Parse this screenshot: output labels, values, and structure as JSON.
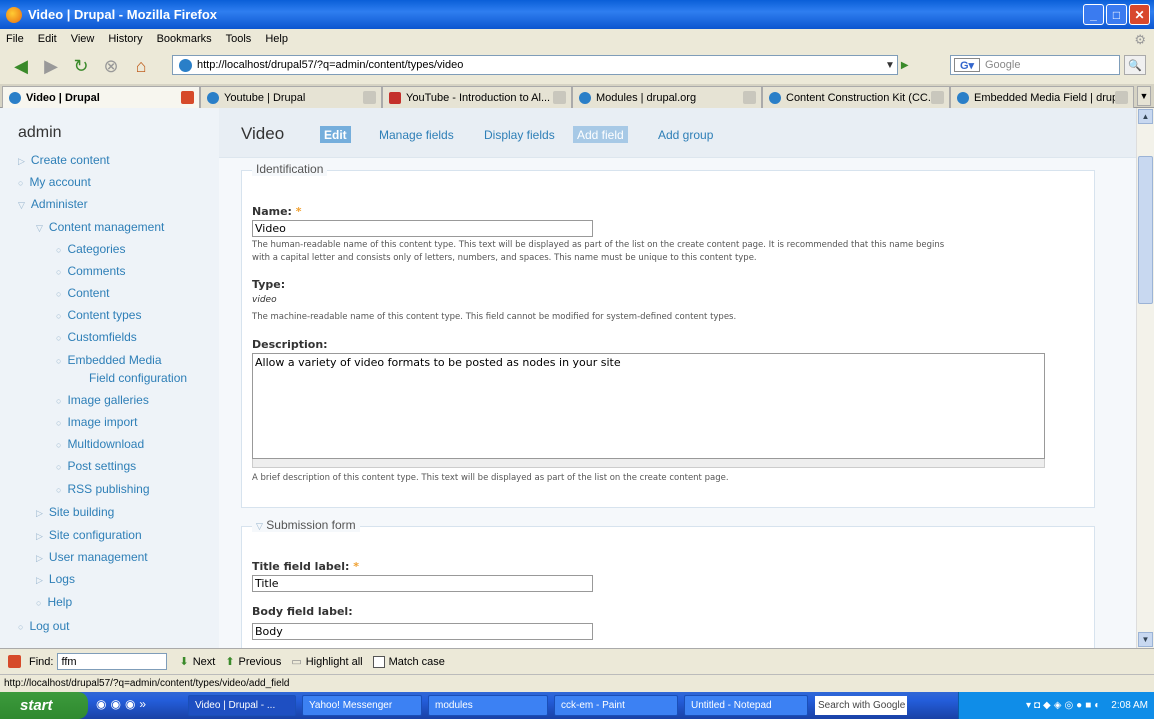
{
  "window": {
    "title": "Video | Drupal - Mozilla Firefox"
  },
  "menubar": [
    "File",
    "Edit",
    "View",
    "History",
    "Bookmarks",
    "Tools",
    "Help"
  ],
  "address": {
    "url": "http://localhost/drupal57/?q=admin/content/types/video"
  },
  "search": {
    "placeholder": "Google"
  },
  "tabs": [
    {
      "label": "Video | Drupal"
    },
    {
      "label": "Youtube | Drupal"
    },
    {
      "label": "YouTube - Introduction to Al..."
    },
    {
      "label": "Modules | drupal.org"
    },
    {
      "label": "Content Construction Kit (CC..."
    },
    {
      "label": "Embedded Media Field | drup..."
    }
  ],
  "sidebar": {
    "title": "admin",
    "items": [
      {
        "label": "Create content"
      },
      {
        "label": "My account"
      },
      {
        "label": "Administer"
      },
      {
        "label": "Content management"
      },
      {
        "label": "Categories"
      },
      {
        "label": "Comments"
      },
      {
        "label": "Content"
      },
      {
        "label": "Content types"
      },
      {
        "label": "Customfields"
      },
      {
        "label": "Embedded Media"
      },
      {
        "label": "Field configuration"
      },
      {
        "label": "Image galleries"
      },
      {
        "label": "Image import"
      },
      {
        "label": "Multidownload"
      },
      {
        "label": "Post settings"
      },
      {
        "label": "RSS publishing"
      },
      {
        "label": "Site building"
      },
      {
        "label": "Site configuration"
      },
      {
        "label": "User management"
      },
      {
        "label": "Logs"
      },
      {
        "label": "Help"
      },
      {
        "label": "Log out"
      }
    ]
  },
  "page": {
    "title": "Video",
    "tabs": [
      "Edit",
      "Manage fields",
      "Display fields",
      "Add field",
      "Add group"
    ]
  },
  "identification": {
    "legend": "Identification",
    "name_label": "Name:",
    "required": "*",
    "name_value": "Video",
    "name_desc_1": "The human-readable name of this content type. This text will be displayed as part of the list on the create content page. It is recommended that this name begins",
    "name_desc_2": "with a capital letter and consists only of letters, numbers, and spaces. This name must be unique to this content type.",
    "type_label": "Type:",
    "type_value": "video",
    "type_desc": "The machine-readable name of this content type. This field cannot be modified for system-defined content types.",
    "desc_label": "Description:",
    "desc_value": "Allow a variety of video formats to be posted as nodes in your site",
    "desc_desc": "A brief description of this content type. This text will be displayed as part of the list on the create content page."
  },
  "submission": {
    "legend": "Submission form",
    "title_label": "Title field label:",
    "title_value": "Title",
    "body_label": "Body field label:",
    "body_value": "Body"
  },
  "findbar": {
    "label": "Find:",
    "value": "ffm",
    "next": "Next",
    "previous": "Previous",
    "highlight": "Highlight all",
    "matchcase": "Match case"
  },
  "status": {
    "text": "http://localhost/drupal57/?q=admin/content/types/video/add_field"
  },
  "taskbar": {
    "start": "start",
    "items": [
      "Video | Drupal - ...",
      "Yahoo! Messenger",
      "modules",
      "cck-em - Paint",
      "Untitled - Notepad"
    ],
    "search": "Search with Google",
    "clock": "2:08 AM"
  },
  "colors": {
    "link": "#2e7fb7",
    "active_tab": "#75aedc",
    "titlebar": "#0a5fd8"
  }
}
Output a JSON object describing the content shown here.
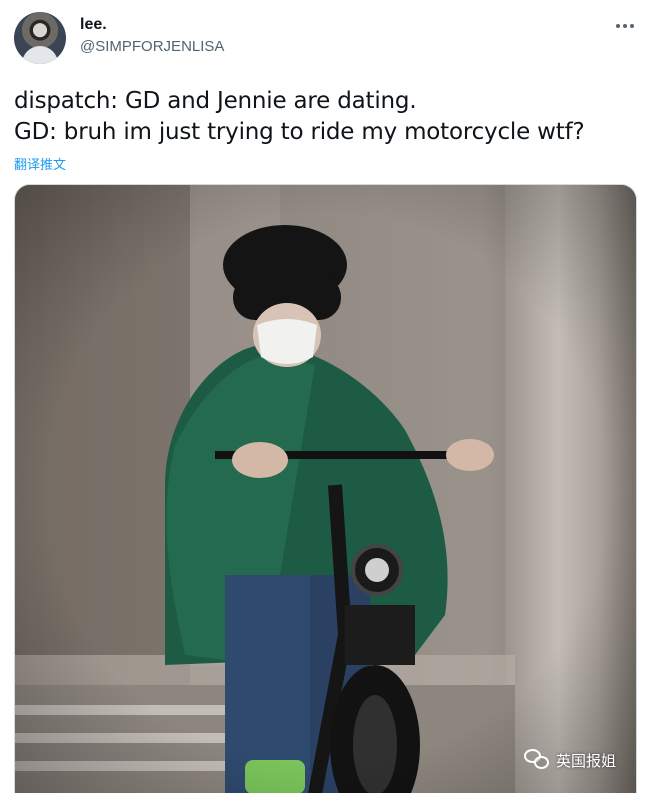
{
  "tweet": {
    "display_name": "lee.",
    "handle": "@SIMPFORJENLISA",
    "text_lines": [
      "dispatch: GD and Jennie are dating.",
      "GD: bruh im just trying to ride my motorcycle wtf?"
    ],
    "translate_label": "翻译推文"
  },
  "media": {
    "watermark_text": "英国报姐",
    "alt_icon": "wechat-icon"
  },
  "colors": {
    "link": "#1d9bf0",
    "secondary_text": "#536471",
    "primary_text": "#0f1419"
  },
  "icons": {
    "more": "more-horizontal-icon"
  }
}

=====

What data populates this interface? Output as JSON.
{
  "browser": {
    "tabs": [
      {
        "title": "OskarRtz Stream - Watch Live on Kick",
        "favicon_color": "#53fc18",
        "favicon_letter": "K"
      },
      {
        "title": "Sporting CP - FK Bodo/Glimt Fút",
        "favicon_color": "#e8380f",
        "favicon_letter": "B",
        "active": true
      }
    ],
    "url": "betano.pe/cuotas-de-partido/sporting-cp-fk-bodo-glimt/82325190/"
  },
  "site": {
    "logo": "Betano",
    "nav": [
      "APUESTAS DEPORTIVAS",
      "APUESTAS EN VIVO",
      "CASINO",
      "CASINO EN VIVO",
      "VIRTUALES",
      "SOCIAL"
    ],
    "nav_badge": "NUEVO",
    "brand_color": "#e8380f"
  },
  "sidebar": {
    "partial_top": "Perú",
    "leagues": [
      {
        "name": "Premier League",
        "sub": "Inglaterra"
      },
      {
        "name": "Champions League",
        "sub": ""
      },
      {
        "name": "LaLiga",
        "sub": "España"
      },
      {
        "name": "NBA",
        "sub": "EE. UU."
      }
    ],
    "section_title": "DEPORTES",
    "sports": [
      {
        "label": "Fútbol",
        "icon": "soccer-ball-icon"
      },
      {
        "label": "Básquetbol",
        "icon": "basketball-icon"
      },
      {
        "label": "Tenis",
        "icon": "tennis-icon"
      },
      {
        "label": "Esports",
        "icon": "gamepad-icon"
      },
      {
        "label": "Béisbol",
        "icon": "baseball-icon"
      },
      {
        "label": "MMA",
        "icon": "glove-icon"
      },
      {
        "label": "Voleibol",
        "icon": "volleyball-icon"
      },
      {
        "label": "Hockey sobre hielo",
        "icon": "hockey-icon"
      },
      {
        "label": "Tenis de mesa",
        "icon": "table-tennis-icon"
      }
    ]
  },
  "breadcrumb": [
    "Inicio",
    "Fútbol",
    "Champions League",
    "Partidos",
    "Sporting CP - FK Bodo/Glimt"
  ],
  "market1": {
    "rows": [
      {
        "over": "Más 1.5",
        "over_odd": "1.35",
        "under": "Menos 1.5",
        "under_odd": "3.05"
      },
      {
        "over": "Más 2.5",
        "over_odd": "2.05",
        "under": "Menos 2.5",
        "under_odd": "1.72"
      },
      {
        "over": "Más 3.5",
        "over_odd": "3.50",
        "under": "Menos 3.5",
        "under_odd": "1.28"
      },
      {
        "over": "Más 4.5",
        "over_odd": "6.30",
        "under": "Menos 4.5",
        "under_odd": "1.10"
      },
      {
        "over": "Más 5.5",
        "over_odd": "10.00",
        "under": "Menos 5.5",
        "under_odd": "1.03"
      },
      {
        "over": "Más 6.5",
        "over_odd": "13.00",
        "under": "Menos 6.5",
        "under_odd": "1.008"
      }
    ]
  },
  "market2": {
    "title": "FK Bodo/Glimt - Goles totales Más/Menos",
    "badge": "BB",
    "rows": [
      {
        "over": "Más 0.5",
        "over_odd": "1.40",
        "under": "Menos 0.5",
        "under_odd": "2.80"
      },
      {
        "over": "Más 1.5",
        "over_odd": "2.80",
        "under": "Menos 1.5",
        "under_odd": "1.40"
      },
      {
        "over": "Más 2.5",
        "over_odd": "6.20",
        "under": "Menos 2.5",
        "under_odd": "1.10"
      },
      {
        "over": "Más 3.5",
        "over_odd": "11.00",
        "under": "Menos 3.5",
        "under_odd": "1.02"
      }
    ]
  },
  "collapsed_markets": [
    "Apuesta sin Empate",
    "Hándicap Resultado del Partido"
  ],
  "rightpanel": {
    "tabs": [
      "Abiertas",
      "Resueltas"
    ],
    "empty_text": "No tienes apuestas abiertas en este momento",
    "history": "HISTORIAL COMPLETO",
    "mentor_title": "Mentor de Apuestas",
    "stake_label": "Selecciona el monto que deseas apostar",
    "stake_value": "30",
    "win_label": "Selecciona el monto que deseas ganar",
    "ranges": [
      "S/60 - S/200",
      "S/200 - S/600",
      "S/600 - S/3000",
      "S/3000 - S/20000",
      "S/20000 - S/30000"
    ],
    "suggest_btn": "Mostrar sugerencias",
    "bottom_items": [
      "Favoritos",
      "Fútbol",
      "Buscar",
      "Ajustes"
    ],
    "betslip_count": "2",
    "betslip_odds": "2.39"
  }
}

=====

**TASK BRIEF**
Find all lines where the word "with" appears. Copy them.

**EXERCISE RESULT**
    "name_desc_2": "with a capital letter and consists only of letters, numbers, and spaces. This name must be unique to this content type.",
    "search": "Search with Google",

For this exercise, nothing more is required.